*TASK:* Return all lines where the word "color" can be found.

Start RECORDS FOR PROCESSING

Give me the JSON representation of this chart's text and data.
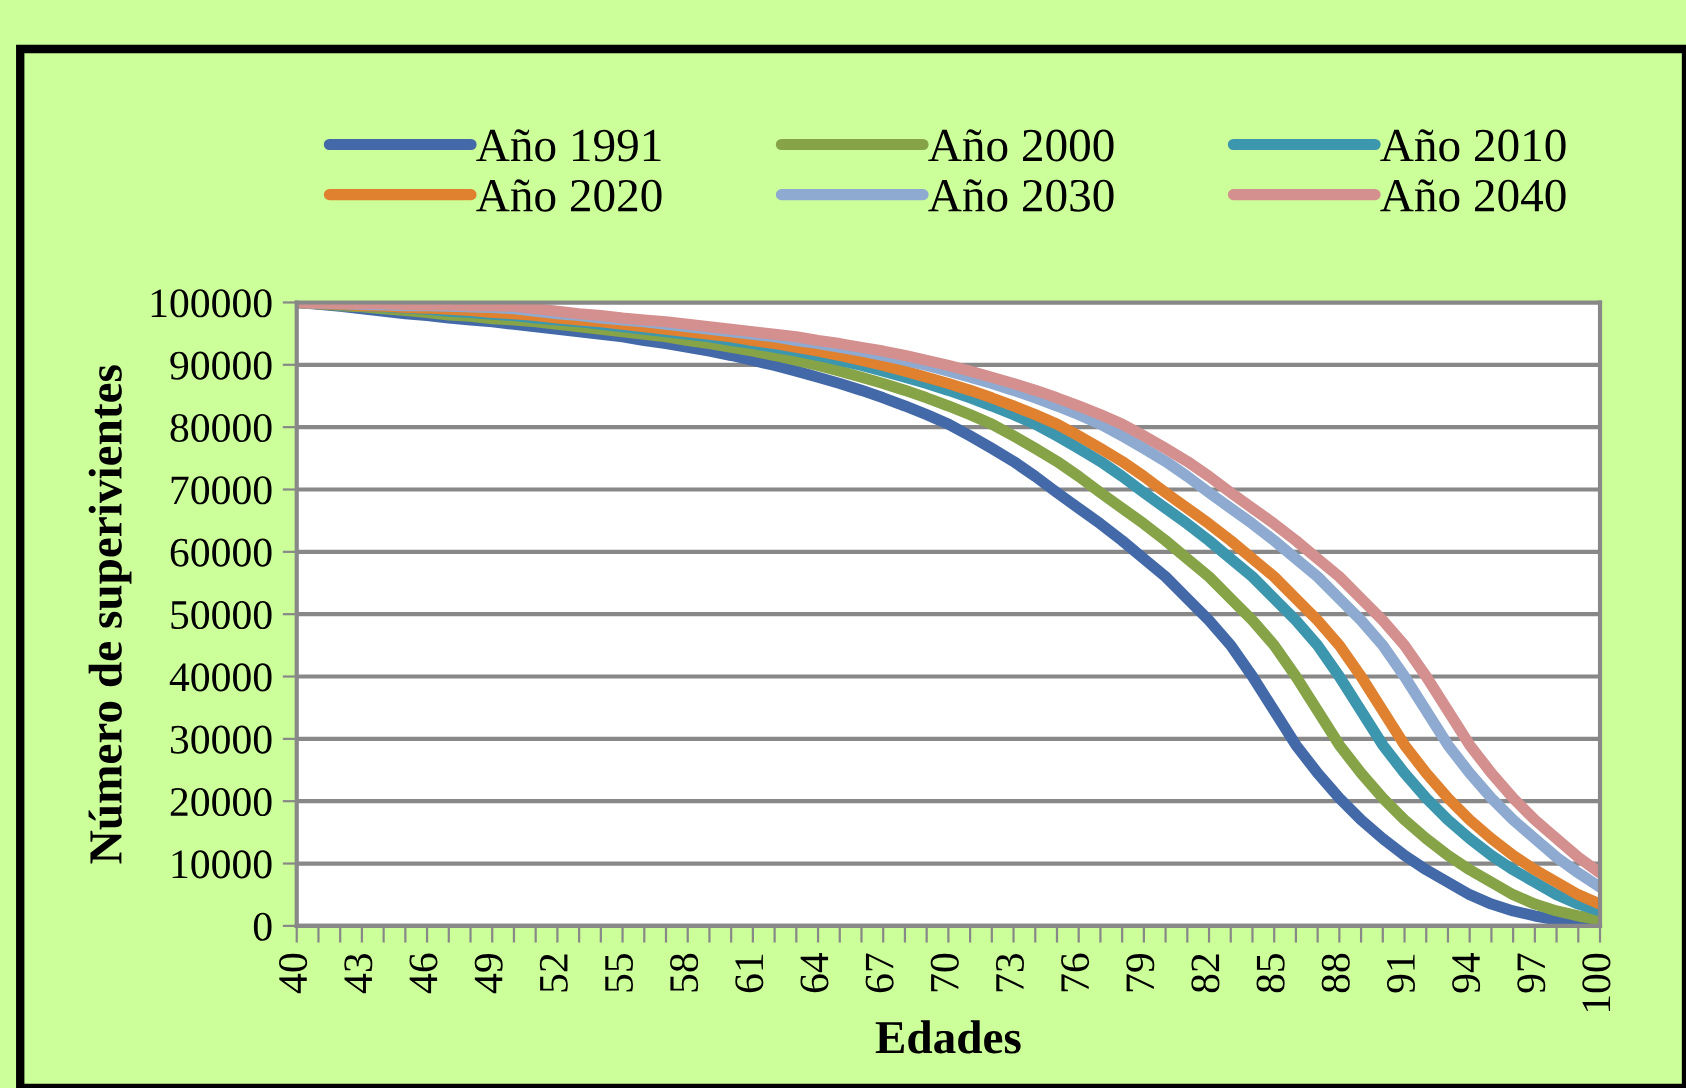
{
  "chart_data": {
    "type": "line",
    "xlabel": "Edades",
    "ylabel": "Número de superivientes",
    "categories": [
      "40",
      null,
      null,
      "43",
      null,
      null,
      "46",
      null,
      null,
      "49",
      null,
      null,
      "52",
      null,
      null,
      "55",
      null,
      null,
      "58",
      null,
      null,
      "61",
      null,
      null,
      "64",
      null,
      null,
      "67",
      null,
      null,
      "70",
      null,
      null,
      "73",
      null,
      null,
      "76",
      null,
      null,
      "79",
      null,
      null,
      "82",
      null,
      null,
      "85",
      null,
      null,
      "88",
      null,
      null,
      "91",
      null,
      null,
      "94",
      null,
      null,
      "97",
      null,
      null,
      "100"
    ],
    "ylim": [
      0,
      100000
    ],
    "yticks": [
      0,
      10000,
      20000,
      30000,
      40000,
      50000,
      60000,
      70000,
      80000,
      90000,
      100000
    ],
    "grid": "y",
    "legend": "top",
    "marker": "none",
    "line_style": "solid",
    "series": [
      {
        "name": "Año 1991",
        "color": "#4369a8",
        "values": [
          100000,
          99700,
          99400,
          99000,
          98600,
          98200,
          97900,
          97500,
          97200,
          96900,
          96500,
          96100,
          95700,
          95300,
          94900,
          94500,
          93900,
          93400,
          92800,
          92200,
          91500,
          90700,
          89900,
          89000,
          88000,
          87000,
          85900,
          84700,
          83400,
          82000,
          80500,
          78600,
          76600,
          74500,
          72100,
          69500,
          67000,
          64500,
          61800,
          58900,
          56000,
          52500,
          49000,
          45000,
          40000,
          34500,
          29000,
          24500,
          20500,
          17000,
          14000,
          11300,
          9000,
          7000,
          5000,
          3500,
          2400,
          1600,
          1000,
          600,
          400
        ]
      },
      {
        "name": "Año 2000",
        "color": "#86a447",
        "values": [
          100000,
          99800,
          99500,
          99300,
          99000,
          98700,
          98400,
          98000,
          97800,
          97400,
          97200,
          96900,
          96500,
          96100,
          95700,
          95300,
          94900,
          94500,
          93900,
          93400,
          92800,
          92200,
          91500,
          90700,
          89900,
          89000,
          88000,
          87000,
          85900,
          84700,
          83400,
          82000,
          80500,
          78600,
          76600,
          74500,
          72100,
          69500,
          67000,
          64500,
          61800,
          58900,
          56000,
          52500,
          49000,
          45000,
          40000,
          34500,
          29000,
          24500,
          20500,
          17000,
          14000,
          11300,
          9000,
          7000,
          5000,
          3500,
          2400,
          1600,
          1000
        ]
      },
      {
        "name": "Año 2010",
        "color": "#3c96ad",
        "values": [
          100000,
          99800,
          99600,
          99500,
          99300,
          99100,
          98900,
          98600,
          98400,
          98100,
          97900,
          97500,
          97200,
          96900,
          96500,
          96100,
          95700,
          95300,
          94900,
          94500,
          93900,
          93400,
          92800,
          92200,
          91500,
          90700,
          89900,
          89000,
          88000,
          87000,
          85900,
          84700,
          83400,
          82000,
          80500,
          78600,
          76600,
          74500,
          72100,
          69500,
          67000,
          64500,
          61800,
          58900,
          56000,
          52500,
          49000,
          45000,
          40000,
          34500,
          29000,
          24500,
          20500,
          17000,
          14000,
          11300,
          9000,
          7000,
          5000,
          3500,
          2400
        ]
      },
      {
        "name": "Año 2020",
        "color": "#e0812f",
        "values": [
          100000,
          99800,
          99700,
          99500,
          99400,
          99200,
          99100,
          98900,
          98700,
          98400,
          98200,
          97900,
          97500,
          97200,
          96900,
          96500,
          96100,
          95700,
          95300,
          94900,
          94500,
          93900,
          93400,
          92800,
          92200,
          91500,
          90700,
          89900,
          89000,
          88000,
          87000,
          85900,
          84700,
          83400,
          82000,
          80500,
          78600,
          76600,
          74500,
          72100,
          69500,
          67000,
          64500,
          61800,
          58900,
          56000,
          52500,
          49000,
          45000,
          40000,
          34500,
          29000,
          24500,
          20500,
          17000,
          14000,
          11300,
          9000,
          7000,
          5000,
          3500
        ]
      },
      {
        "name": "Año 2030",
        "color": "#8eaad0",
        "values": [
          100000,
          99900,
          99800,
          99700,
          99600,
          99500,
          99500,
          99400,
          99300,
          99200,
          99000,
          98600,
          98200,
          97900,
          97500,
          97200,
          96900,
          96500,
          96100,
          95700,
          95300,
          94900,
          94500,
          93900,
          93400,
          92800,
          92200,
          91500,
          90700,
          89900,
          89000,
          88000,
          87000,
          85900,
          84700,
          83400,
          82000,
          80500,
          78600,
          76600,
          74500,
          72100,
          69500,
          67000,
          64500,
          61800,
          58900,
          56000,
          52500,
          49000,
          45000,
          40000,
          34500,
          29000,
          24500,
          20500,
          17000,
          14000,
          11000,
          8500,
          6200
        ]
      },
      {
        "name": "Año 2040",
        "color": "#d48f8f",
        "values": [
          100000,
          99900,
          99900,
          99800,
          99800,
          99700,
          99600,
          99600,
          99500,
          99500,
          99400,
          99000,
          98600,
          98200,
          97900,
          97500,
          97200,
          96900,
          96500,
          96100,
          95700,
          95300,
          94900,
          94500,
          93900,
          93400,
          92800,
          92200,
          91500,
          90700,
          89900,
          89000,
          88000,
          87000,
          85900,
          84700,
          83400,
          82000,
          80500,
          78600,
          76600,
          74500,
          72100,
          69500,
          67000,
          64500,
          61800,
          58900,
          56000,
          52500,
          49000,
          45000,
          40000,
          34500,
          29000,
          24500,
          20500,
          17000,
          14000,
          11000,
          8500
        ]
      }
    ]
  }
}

End RECORDS FOR PROCESSING

*RESULT FOR THIS TASK:*
        "color": "#4369a8",
        "color": "#86a447",
        "color": "#3c96ad",
        "color": "#e0812f",
        "color": "#8eaad0",
        "color": "#d48f8f",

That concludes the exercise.